Please carry on the passage below about securing a site with HTTPS, picking up after its final sentence rather than from the listing.

Source text:

******

Unfortunately, this causes some problems with Google Maps; I get warnings in IE saying "this page contains insecure content". I don't think we can afford Google Maps Premier right now to get their secure service.
It's sort of an auction site so it's fairly important that people don't get charged for things they didn't purchase because some hacker got into their account. All payments are done through PayPal though, so I'm not saving any sort of credit card info, but I am keeping personal contact information. Fraudulent charges could be reversed fairly easily if it ever came to that.
What do you guys suggest I do? Should I take the bulk of the site off HTTPS and just secure certain pages like where ever you enter your password, and that's it? That's what our competition seems to do.
Here's the issue, and why banks are still horribly vulnerable: their landing page is HTTP, so it can be man-in-the-middled. Then they have a link to the login, and the login page is HTTPS.
So if you go directly to the login page, you can't be Man-in-the-Middled. But if you go to the homepage/landing page, since I control that, I'm going to rewrite the login page link to be HTTP. Then I'll do a SSL handshake with the login page, and send you (the user) the insecure version. So now you're (the user) doing all your sensitive transactions - and the server thinks it's HTTPS - and I'm in the middle doing shenanigans.
This is a very hard problem to solve completely because it goes all the way down to the DNS level on the server-side, and all the way down to default actions in browsers on the client-side.

******

Data block:
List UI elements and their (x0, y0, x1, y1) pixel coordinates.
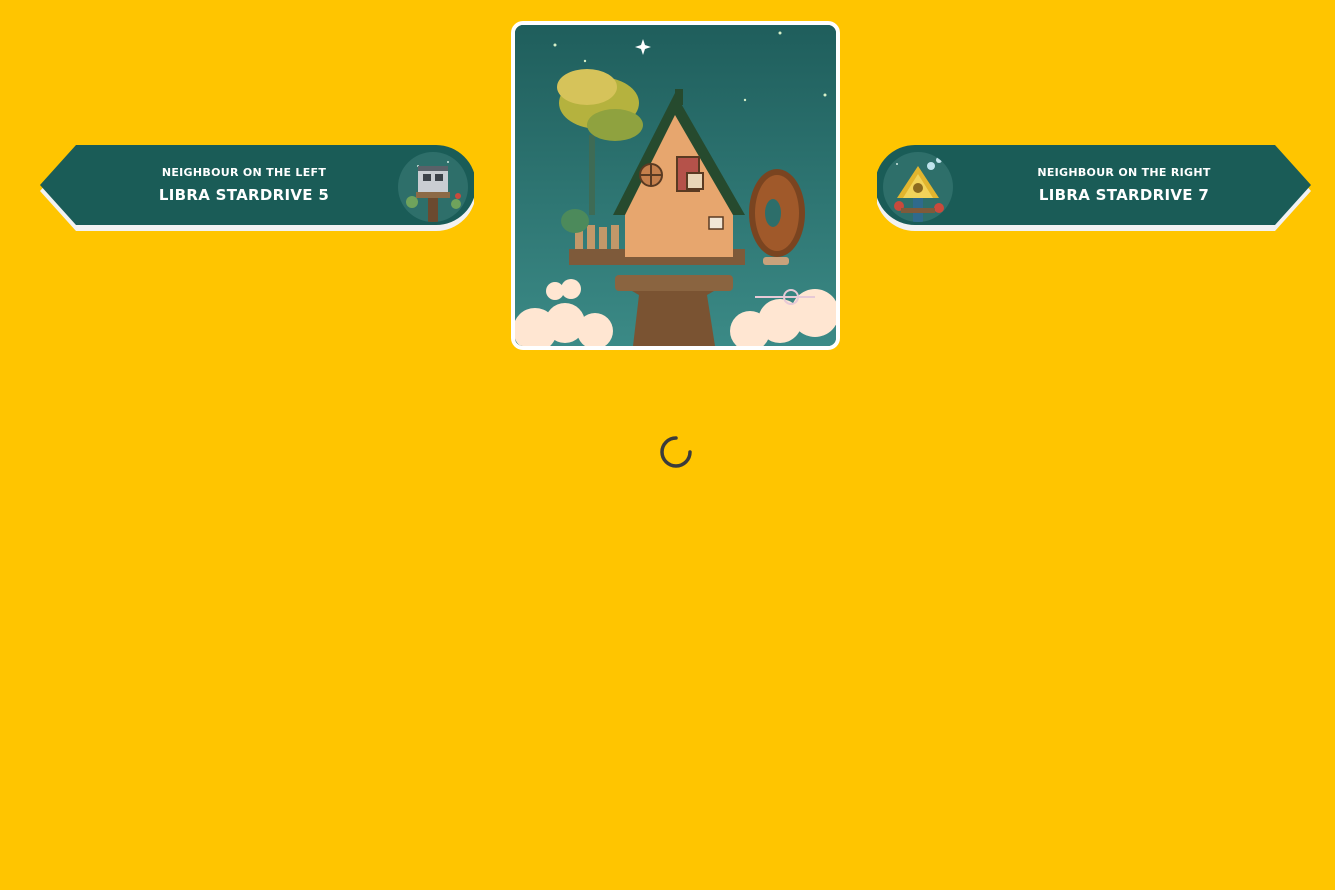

******

Response to this exercise:
As a content provider, you could try putting in javascript to check that the secure areas of your site are being accessed securely (and hope that I, as a cracker, don't remove that js before forwarding it). You can also include your happy "Please make sure this site is accessed via https" banners.
As a user, NoScript has an option to make sure sites are in HTTPS.
There's a new technology (I believe it's a marker on DNS entries maybe?) not supported by all clients/servers that lets a server opt in and say it is only accessible via HTTPS and to die a fiery death if it's being MITM-ed. I can't for the life of me recall or able to find it on google though...
I would take the bulk of the site off HTTPS with some exceptions of course:
Any checkout or account editing screens.
Any screens that would display "sensitive" information.
To deal with the session hijacking issue, I would add another layer of authentication where you prompt them for their username and password again at checkout or whenever they try to view/update account information - basicly whenever you make a transition from http to https.
Yes, I would just use SSL to secure important elements such as input fields, passwords, etc. I believe that's what most sites do, including online banking sites.